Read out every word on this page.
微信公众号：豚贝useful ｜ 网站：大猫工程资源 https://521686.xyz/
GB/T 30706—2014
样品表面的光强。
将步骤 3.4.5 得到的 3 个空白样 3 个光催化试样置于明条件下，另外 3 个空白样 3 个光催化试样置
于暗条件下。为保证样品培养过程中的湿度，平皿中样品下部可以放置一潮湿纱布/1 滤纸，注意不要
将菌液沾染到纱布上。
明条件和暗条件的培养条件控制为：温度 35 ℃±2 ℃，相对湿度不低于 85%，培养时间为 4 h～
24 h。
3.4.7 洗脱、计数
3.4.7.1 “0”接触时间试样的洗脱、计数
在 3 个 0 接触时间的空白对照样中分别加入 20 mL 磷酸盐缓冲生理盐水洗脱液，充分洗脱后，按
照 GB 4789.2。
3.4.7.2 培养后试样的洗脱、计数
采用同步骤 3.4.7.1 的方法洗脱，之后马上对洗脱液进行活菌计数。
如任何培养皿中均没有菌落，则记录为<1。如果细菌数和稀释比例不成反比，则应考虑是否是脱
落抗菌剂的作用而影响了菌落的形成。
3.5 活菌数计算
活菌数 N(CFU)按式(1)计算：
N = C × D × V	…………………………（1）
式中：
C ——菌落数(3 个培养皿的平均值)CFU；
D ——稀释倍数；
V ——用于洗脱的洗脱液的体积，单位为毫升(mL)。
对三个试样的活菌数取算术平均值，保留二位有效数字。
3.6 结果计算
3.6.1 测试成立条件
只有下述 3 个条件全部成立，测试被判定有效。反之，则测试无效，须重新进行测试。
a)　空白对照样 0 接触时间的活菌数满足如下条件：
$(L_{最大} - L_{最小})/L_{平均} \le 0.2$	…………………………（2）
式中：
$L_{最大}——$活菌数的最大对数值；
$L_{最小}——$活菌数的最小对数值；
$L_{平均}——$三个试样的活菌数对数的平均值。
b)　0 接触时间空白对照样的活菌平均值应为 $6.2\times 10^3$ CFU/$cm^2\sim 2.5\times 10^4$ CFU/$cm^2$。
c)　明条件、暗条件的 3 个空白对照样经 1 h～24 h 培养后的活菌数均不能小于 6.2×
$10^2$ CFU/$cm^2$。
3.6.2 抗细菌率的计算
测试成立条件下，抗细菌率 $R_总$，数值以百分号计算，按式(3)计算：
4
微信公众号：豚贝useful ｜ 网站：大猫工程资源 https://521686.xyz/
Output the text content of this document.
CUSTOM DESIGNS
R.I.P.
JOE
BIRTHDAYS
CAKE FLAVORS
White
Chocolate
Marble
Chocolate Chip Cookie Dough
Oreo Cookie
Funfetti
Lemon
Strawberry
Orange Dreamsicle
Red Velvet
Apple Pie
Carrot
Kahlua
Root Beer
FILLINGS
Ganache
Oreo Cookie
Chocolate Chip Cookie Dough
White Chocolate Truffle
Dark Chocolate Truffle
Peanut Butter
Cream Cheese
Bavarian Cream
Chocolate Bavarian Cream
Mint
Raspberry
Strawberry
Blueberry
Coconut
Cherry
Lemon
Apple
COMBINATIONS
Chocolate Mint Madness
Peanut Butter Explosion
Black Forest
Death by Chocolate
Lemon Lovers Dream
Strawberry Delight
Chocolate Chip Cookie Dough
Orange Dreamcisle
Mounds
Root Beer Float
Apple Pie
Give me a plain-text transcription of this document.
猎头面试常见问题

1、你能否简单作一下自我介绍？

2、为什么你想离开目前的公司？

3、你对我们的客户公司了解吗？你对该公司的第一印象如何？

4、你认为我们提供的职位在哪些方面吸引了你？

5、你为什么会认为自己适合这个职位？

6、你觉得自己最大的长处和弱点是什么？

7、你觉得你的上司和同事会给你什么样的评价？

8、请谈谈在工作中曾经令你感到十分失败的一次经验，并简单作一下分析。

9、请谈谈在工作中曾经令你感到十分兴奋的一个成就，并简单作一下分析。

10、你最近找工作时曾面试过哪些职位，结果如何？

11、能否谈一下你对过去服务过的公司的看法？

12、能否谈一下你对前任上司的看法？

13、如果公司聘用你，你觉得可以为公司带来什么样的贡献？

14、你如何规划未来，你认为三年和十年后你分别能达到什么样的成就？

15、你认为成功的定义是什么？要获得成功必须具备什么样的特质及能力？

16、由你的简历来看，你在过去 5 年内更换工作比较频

◆ ◆ ◆ ◆ ◆ ◆ ◆

* Task directions *
Of the lines above, copy each that contains "this".

* Response *
Read out every word on this page.
Output the text content of this document.
Give me a plain-text transcription of this document.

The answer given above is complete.